- Tarefas obrigatórias -
• 1. Segundo a notícia sobre a disputa pela presidência da Assembleia, quantos votos são necessários para a presidência da Casa?
• 2. Transcreva da notícia, sem alterar nada, o trecho que começa em "Claro, Herculano, Corrêa, Lucas" e vai até "Campo Grande News.", incluindo essas palavras.

===== Texto fornecido =====

Claro, Herculano, Corrêa, Lucas e David, após reunião que confirmou apoio do G-6 ao deputado do PSDB na disputa pelo comando da Assembleia – Foto: Paulo Francis

Deputado do PSDB larga na frente na composição da futura Mesa Diretora e garante que manterá busca por mais aliados

Menos de 24 horas depois de ser apontado pelo PSDB candidato oficial do partido à presidente da Assembleia Legislativa, o deputado estadual Paulo Corrêa já reuniu apoios suficientes que lhe garantiriam vitória na eleição, marcada para o início de fevereiro. Na tarde desta quarta-feira (5), o deputado viu o G-5, grupo pluripartidário formado por cinco parlamentares estaduais que declarou apoio ao seu projeto, transformar-se em G-6 e confirmar os 13 votos necessários para a presidência da Casa. A tendência, porém, é de que mais deputados se alinhem a Corrêa. As informações são do Campo Grande News.

===== Dados para revisão =====

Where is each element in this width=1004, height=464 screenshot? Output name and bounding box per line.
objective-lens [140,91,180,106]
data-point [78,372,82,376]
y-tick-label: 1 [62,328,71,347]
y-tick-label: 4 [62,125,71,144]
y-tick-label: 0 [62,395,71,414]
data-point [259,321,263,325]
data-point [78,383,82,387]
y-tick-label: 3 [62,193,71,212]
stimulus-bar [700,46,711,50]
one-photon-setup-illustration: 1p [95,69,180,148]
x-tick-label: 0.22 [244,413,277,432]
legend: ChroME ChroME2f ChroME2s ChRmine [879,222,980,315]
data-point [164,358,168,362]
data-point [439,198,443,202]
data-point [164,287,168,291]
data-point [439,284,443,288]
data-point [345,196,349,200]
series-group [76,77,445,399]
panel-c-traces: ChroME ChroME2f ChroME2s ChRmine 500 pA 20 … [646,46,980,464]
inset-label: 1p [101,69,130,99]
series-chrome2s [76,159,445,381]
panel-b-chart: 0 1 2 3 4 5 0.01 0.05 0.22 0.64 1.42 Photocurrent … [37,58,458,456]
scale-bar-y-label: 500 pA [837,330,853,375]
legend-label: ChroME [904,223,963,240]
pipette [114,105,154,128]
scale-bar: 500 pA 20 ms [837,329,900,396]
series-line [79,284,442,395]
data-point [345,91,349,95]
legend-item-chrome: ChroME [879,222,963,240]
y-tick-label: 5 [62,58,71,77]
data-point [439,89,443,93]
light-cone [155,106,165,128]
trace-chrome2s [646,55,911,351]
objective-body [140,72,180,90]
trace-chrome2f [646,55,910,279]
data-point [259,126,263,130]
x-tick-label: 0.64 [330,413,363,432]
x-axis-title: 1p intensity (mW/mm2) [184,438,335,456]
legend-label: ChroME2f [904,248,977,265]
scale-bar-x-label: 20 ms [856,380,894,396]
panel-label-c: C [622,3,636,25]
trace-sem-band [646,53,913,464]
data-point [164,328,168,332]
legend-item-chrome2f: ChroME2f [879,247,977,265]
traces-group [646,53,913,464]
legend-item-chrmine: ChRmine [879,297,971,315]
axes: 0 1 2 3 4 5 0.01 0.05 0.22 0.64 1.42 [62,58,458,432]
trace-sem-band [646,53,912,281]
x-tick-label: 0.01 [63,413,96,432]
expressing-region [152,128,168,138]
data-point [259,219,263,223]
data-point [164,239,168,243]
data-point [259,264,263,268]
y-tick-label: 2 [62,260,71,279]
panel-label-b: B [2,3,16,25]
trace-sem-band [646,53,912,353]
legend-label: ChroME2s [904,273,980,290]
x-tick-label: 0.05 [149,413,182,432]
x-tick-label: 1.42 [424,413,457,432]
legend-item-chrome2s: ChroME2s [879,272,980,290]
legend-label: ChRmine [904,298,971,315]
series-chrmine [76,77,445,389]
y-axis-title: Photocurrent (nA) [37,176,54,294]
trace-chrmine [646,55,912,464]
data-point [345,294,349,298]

=====

- Respostas por item -
• 1. São necessários 13 votos.

• 2.
Claro, Herculano, Corrêa, Lucas e David, após reunião que confirmou apoio do G-6 ao deputado do PSDB na disputa pelo comando da Assembleia – Foto: Paulo Francis

Deputado do PSDB larga na frente na composição da futura Mesa Diretora e garante que manterá busca por mais aliados

Menos de 24 horas depois de ser apontado pelo PSDB candidato oficial do partido à presidente da Assembleia Legislativa, o deputado estadual Paulo Corrêa já reuniu apoios suficientes que lhe garantiriam vitória na eleição, marcada para o início de fevereiro. Na tarde desta quarta-feira (5), o deputado viu o G-5, grupo pluripartidário formado por cinco parlamentares estaduais que declarou apoio ao seu projeto, transformar-se em G-6 e confirmar os 13 votos necessários para a presidência da Casa. A tendência, porém, é de que mais deputados se alinhem a Corrêa. As informações são do Campo Grande News.